PROBLEMAS Y TAREAS:
**1)** Resume en dos oraciones el texto sobre el Scholarometer.
**2)** Sigue escribiendo el texto sobre el Scholarometer a partir de su última oración.

TEXTO DEL EJERCICIO:
━━━━

La obsesión por cuantificar lo incuantificable, por comparar lo incomparable, propia de esa programación anodina y superficial de canales como “History Channel” o “Discovery”, parece haberse extendido hasta el ámbito académico.
Por: Klaus Ziegler
En el mismo espíritu de “Los diez más”, expertos en informática de la Universidad de Indiana desarrollaron una nueva herramienta de medición, “Scholarometer”, capaz de discriminar entre las grandes luminarias a los pensadores más influyentes, sumando científicos y humanistas por igual. El primer lugar correspondió a Sigmund Freud, “el más extremo”, según la fórmula, seguido de un pososcurantista, Jaques Derrida. El tercer escaño quedó reservado para un experto en dietas y el cuarto para un gran sicólogo, Jean Piaget.
Bajo la nueva métrica, Einstein no figura ni siquiera en el décimo lugar de la clasificación. Tampoco aparecen los padres de la mecánica cuántica, ni Watson ni Crick, ni ninguno de los íconos de la ciencia del siglo XX. Entre los elegidos no brillan los artífices de los antibióticos, ni los pioneros de las vacunas, ni los padres de la genética moderna. El transistor, los circuitos integrados, el computador, la internet, el láser, la resonancia magnética, los polímeros, los plásticos, los fármacos sintéticos…, todo aquello que caracteriza la ciencia y la tecnología de los últimos dos siglos palidece al lado del Complejo de Edipo, de la Teoría de los sueños, y luce bien lánguido al comparárselo con las propuestas filosóficas del vocero del deconstruccionismo.

━━━━

DATOS REGISTRADOS:
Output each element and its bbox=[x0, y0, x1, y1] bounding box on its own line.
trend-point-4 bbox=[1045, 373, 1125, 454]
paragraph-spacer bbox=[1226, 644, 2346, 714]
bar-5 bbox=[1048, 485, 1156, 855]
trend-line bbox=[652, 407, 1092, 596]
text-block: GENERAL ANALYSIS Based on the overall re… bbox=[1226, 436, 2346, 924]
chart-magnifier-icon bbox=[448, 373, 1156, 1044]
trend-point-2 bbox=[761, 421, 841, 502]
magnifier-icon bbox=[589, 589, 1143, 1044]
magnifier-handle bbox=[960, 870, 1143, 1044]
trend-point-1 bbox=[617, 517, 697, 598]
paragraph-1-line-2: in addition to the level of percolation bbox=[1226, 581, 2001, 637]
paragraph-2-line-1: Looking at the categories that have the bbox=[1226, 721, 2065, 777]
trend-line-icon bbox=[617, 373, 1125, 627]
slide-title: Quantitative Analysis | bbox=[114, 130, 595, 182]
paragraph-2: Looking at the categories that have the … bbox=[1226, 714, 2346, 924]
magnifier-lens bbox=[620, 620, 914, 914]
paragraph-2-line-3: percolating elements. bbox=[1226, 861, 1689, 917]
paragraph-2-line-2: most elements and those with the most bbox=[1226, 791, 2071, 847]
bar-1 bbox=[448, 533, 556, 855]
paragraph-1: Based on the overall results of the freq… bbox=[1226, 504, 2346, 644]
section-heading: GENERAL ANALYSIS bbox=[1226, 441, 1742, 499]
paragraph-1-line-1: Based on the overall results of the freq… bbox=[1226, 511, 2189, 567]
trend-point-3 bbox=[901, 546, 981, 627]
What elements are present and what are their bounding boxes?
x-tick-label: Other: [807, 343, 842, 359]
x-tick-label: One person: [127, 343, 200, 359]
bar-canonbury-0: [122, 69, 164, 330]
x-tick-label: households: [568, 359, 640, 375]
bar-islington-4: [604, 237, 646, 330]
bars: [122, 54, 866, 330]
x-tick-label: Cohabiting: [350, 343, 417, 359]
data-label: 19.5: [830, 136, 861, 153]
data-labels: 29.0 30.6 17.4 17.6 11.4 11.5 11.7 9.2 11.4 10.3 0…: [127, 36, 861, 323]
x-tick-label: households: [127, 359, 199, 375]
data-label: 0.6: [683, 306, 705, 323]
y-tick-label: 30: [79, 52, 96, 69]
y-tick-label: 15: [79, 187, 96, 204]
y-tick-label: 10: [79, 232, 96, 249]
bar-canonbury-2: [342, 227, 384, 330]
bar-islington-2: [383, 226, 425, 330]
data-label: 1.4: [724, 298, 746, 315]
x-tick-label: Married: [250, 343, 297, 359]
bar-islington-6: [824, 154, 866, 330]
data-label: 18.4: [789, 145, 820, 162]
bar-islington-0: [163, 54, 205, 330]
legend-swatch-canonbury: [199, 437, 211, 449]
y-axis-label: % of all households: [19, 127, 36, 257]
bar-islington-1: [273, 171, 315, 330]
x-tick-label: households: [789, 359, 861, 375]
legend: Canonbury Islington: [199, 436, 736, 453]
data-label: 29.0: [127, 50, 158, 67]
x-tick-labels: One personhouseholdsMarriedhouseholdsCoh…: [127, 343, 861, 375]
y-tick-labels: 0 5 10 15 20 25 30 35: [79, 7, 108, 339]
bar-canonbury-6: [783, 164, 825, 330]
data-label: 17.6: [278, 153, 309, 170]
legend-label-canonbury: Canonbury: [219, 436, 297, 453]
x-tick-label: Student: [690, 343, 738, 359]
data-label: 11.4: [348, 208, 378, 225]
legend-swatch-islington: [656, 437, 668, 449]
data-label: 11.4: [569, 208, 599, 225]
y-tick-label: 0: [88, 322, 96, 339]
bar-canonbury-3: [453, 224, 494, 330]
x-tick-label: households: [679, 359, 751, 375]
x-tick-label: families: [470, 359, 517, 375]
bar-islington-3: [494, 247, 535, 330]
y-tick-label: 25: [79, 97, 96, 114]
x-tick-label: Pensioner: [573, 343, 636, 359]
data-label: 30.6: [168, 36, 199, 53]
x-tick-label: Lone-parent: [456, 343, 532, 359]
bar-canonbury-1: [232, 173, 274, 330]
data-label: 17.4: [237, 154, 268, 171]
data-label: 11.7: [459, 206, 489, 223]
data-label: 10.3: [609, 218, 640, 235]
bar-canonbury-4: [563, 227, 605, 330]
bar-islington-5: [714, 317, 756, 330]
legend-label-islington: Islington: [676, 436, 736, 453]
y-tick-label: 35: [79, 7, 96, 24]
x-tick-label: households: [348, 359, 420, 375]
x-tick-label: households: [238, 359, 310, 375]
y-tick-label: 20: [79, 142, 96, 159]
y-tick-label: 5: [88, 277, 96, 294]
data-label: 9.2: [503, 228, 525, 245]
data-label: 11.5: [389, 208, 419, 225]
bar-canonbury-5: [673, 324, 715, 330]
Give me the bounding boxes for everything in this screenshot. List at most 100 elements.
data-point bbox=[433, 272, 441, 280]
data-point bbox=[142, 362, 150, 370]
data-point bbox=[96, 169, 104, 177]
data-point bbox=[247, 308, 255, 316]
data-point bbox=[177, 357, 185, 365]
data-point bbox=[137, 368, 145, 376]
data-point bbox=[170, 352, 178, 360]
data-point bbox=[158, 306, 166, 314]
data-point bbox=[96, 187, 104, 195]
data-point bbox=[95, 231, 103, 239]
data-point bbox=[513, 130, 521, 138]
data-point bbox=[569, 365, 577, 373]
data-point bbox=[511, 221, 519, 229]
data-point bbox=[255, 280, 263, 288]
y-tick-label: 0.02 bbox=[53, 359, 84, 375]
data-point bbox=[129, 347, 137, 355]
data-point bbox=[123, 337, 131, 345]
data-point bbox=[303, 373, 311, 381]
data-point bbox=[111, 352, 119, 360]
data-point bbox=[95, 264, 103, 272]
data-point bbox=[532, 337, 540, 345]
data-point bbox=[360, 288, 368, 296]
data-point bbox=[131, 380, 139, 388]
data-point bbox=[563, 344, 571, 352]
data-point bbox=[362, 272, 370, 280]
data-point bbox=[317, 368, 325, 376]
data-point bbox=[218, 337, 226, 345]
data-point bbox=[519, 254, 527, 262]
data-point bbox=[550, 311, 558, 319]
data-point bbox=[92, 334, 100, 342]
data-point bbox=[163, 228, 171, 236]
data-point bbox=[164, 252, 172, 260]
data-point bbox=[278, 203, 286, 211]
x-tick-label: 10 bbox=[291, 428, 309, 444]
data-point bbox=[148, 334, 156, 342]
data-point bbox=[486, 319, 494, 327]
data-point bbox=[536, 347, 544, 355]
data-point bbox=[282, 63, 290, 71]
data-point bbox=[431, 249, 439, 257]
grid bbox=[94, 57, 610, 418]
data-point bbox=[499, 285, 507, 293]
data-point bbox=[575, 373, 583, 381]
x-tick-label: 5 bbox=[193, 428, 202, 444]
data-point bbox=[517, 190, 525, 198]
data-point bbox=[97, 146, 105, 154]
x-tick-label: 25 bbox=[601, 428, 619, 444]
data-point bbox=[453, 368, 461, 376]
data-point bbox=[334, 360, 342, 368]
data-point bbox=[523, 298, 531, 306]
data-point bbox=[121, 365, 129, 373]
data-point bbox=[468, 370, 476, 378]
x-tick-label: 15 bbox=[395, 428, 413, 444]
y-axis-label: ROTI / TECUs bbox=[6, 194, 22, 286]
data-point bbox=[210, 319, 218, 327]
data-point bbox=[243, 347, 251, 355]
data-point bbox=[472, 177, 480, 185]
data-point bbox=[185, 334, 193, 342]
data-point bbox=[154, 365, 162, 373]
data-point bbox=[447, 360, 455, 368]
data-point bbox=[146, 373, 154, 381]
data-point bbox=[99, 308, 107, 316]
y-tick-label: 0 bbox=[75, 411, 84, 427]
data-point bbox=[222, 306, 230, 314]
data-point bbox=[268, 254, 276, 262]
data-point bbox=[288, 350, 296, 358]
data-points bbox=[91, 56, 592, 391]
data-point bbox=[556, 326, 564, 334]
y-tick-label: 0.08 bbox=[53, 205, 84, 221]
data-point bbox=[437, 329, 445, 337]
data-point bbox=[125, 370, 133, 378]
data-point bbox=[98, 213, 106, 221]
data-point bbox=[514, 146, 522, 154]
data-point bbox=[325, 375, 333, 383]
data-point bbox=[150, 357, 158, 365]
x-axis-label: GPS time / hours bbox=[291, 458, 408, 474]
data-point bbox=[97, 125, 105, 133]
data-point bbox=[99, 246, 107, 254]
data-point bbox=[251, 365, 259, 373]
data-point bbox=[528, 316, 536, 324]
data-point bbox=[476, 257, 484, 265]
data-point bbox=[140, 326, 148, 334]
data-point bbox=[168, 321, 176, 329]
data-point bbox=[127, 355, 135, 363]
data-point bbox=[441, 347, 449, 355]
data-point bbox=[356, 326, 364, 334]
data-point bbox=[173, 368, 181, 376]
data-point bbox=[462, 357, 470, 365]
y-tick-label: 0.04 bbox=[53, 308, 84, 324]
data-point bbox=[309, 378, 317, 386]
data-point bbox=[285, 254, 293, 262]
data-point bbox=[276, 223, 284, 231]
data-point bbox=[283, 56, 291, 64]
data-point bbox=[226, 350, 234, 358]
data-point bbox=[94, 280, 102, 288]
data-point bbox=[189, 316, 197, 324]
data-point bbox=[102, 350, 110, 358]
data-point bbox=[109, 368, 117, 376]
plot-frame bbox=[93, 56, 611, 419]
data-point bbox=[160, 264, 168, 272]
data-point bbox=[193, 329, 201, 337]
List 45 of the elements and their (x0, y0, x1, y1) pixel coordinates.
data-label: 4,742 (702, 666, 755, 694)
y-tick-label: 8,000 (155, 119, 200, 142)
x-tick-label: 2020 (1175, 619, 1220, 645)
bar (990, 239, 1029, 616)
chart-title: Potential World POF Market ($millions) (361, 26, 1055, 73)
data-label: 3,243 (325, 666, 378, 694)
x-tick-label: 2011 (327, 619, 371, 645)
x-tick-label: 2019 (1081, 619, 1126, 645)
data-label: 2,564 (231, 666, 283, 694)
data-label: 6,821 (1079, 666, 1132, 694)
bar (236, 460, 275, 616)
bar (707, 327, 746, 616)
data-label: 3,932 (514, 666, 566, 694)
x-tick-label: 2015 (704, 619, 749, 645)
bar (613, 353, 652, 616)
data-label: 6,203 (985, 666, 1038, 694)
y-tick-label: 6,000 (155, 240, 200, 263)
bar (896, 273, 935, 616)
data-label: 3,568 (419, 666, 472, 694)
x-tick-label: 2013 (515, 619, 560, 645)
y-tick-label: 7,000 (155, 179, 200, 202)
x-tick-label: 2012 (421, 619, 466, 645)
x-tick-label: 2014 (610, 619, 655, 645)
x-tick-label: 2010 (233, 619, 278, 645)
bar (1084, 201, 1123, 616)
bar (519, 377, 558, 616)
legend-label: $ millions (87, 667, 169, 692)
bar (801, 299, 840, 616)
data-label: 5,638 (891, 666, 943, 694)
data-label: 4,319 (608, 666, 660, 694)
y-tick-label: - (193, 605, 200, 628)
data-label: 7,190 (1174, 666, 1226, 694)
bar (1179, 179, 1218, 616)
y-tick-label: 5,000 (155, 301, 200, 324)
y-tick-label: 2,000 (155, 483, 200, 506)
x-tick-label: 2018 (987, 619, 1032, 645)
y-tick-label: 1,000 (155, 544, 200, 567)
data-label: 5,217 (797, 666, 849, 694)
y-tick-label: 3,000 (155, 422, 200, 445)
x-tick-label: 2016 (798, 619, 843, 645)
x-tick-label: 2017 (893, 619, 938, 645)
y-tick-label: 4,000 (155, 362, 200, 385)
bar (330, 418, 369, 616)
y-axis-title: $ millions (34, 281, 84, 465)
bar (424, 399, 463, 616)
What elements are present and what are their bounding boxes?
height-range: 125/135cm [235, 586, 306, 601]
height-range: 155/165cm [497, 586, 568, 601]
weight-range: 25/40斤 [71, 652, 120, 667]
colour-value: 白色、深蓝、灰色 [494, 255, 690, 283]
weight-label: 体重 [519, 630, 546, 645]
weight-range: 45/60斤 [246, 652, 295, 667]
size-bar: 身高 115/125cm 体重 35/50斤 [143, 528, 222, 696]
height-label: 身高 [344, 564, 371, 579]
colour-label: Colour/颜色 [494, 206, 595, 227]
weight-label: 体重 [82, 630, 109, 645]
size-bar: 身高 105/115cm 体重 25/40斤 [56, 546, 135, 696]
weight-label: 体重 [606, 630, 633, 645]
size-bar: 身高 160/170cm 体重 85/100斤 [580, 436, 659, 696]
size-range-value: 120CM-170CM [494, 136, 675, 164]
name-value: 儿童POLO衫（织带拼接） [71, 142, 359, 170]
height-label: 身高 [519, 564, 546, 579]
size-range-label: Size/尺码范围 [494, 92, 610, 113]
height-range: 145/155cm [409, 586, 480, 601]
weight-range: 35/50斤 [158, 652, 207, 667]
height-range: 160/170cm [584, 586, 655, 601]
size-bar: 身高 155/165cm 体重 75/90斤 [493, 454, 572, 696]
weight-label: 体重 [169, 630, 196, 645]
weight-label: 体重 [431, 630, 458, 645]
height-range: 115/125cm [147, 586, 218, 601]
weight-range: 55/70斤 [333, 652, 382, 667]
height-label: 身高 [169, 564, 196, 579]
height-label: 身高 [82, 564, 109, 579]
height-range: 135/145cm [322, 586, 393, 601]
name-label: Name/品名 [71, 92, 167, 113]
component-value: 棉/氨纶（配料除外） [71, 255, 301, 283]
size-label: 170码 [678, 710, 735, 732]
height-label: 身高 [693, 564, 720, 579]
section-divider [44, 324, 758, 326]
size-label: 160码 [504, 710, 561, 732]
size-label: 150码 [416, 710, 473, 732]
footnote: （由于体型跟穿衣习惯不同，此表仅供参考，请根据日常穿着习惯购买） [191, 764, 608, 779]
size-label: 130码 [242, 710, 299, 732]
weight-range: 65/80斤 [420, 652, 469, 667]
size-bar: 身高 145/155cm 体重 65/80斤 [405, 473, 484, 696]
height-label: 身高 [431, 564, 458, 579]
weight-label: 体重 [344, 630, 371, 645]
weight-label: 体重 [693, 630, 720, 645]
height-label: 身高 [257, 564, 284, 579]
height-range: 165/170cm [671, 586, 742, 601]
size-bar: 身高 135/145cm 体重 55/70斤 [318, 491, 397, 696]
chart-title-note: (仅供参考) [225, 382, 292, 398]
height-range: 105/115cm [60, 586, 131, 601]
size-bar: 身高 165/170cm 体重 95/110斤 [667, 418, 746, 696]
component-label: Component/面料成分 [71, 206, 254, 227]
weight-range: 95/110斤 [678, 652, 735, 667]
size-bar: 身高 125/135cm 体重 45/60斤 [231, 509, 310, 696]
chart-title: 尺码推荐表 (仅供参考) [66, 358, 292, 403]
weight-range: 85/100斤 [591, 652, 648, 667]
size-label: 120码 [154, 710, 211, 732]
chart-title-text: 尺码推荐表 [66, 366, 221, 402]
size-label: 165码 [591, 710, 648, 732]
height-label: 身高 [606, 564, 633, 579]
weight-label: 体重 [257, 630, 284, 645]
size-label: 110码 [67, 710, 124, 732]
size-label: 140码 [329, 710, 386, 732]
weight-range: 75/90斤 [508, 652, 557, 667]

━━━━

RESPUESTAS:
**1)** La manía de medir lo que no se puede medir y de comparar lo que no se puede comparar, típica de canales como "History Channel" o "Discovery", parece haber llegado al mundo académico. Expertos en informática de la Universidad de Indiana crearon el "Scholarometer" para clasificar a los pensadores más influyentes, y en esa lista Freud quedó primero y Derrida segundo, mientras que Einstein ni siquiera está entre los diez primeros y tampoco aparecen figuras como Watson y Crick ni los padres de la mecánica cuántica.

**2)**
No hay duda, el padre del sicoanálisis podría ser el autor más citado de la historia reciente. Otro asunto es que ello constituya prueba indirecta de la trascendencia de sus contribuciones o del valor de sus ideas. Con criterios similares, el éxito comercial serviría como medida de la calidad intelectual de un autor. Si así fuera, Chopra y Coelho tendrían que figurar entre los grandes intelectuales contemporáneos.
Calificar a Freud de científico es, para comenzar, un absurdo. El Complejo de Edipo, piedra angular del sicoanálisis freudiano, es una fantasía sin realidad empírica alguna, al igual que “La envidia del pene” o el “Complejo de Electra”. Ni la “Interpretación de los sueños” ni la “Libre asociación” tienen la menor validez científica. Tampoco posee sustento empírico la idea de que el inconsciente sea un reservorio de experiencias infantiles traumáticas reprimidas o sublimadas que influyan de manera constante en nuestra conducta.
Ni la depresión ni la esquizofrenia corresponden a desórdenes narcisistas o a conflictos no resueltos. La teoría resulta tan absurda como atribuir la causa de la insuficiencia cardíaca a un «conflicto masturbatorio». Pero la teoría no solo es errada, sino perversa, pues serían “madres esquizogénicas” las responsables de los trastornos síquicos de su prole. Es difícil desestimar el sufrimiento de tantas mujeres convencidas de ser culpables de la locura o del autismo de sus hijos. Estas sandeces resultan hoy inaceptables, máxime cuando empieza a conocerse el origen neurofisiológico de estas enfermedades. Las teorías de Freud reflejan los prejuicios de una época en la que se consideraba a las mujeres seres inferiores, y a la homosexualidad, una degeneración.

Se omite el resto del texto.